Please return the full listing below without altering anything.
========================================
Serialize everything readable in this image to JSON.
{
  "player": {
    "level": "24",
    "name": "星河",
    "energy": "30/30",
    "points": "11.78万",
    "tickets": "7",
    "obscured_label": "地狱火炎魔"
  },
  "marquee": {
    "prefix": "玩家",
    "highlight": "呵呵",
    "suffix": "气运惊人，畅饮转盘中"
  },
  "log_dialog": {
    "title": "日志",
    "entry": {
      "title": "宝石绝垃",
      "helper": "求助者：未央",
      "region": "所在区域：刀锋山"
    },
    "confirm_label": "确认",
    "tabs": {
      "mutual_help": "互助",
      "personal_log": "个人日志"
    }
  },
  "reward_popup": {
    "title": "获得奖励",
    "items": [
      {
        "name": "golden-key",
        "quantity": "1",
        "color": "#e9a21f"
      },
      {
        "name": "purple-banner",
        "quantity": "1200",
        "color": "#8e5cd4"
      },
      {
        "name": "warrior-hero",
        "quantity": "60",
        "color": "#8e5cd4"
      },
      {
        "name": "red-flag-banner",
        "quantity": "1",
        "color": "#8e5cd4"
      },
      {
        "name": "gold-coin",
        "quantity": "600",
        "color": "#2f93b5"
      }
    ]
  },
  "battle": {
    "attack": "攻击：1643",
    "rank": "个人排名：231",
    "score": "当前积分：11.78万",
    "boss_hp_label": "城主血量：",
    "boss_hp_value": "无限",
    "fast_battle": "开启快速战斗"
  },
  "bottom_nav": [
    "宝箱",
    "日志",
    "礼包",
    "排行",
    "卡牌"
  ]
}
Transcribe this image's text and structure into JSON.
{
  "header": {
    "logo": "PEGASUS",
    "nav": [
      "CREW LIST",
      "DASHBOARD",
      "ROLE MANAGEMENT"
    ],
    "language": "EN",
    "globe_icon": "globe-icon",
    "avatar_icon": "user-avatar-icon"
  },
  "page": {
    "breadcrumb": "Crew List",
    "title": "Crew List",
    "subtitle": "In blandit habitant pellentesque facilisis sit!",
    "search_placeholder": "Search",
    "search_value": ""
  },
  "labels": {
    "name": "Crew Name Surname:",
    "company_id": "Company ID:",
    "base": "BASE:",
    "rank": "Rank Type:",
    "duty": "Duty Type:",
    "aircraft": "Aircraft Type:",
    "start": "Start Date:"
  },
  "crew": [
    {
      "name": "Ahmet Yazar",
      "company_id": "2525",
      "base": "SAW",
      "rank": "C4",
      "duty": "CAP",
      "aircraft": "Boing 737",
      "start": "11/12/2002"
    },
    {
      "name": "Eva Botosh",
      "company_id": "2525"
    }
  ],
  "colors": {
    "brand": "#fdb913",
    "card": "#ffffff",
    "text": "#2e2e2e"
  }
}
========================================
[Result of the task]
Serialize everything readable in this image to JSON.
{
  "player": {
    "level": "24",
    "name": "星河",
    "energy": "30/30",
    "points": "11.78万",
    "tickets": "7",
    "obscured_label": "地狱火炎魔"
  },
  "marquee": {
    "prefix": "玩家",
    "highlight": "呵呵",
    "suffix": "气运惊人，畅饮转盘中"
  },
  "log_dialog": {
    "title": "日志",
    "entry": {
      "title": "宝石绝垃",
      "helper": "求助者：未央",
      "region": "所在区域：刀锋山"
    },
    "confirm_label": "确认",
    "tabs": {
      "mutual_help": "互助",
      "personal_log": "个人日志"
    }
  },
  "reward_popup": {
    "title": "获得奖励",
    "items": [
      {
        "name": "golden-key",
        "quantity": "1",
        "color": "#e9a21f"
      },
      {
        "name": "purple-banner",
        "quantity": "1200",
        "color": "#8e5cd4"
      },
      {
        "name": "warrior-hero",
        "quantity": "60",
        "color": "#8e5cd4"
      },
      {
        "name": "red-flag-banner",
        "quantity": "1",
        "color": "#8e5cd4"
      },
      {
        "name": "gold-coin",
        "quantity": "600",
        "color": "#2f93b5"
      }
    ]
  },
  "battle": {
    "attack": "攻击：1643",
    "rank": "个人排名：231",
    "score": "当前积分：11.78万",
    "boss_hp_label": "城主血量：",
    "boss_hp_value": "无限",
    "fast_battle": "开启快速战斗"
  },
  "bottom_nav": [
    "宝箱",
    "日志",
    "礼包",
    "排行",
    "卡牌"
  ]
}
Transcribe this image's text and structure into JSON.
{
  "header": {
    "logo": "PEGASUS",
    "nav": [
      "CREW LIST",
      "DASHBOARD",
      "ROLE MANAGEMENT"
    ],
    "language": "EN",
    "globe_icon": "globe-icon",
    "avatar_icon": "user-avatar-icon"
  },
  "page": {
    "breadcrumb": "Crew List",
    "title": "Crew List",
    "subtitle": "In blandit habitant pellentesque facilisis sit!",
    "search_placeholder": "Search",
    "search_value": ""
  },
  "labels": {
    "name": "Crew Name Surname:",
    "company_id": "Company ID:",
    "base": "BASE:",
    "rank": "Rank Type:",
    "duty": "Duty Type:",
    "aircraft": "Aircraft Type:",
    "start": "Start Date:"
  },
  "crew": [
    {
      "name": "Ahmet Yazar",
      "company_id": "2525",
      "base": "SAW",
      "rank": "C4",
      "duty": "CAP",
      "aircraft": "Boing 737",
      "start": "11/12/2002"
    },
    {
      "name": "Eva Botosh",
      "company_id": "2525"
    }
  ],
  "colors": {
    "brand": "#fdb913",
    "card": "#ffffff",
    "text": "#2e2e2e"
  }
}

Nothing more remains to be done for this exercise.